Written problem
Show every line in the records below that contains the word "Субсидии".

Material provided
--- Begin ---
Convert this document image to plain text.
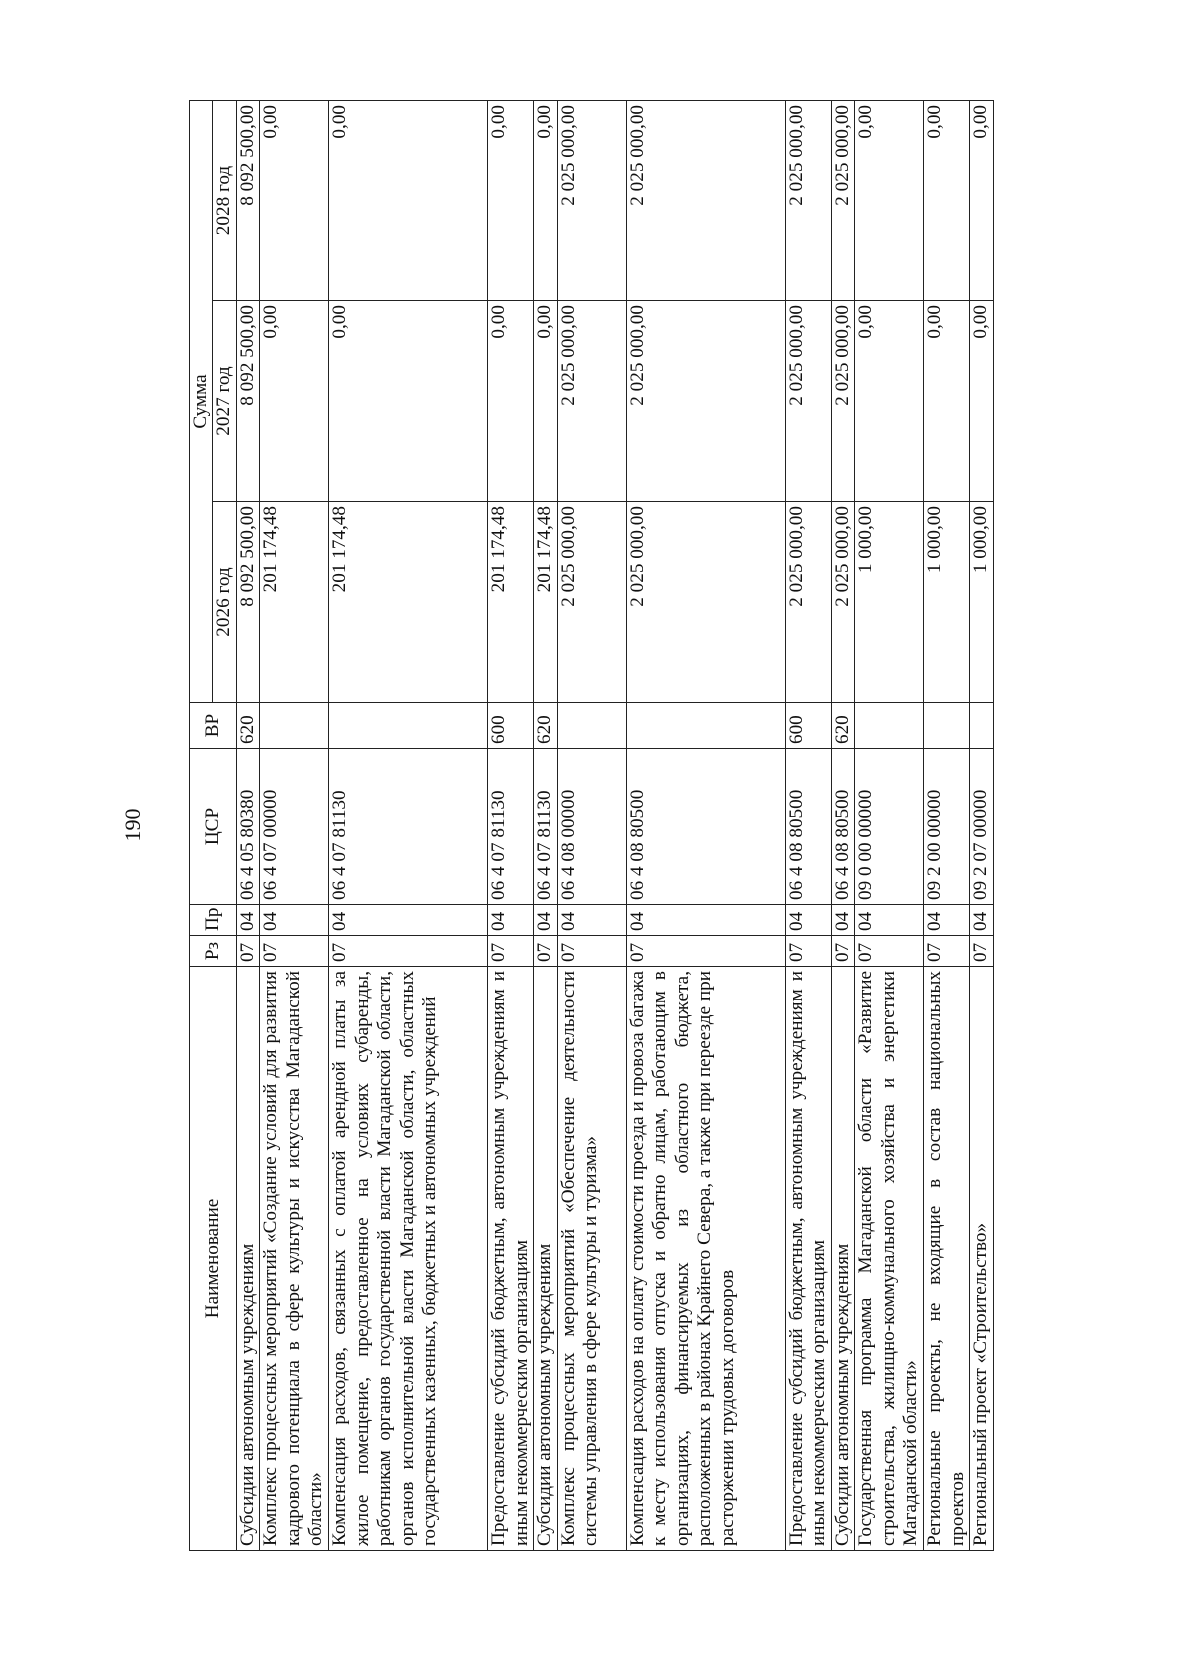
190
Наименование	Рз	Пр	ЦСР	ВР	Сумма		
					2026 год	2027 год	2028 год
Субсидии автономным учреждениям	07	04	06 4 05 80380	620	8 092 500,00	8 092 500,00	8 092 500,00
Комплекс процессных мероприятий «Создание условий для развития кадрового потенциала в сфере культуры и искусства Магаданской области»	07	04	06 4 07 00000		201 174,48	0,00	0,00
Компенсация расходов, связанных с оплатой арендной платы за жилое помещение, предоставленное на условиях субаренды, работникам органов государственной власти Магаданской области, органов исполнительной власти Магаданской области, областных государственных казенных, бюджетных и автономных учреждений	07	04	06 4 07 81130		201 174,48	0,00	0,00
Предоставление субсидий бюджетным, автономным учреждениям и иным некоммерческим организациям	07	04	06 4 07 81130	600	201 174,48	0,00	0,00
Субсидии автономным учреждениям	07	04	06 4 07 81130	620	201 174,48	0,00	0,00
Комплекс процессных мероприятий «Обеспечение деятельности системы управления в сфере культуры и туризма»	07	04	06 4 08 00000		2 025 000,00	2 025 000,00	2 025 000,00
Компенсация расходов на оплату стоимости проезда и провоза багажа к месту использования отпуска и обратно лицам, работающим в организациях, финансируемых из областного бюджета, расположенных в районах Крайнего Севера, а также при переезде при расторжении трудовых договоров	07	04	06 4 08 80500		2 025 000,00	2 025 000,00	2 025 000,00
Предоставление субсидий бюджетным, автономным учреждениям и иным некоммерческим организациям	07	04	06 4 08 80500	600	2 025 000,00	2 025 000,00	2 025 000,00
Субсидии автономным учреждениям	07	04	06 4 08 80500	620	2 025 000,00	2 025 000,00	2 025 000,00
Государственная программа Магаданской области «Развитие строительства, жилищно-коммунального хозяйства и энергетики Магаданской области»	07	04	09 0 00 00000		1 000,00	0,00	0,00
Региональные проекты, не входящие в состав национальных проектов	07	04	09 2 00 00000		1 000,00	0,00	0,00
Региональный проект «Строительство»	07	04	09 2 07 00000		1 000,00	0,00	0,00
--- End ---
Written solution
Субсидии автономным учреждениям	07	04	06 4 05 80380	620	8 092 500,00	8 092 500,00	8 092 500,00
Субсидии автономным учреждениям	07	04	06 4 07 81130	620	201 174,48	0,00	0,00
Субсидии автономным учреждениям	07	04	06 4 08 80500	620	2 025 000,00	2 025 000,00	2 025 000,00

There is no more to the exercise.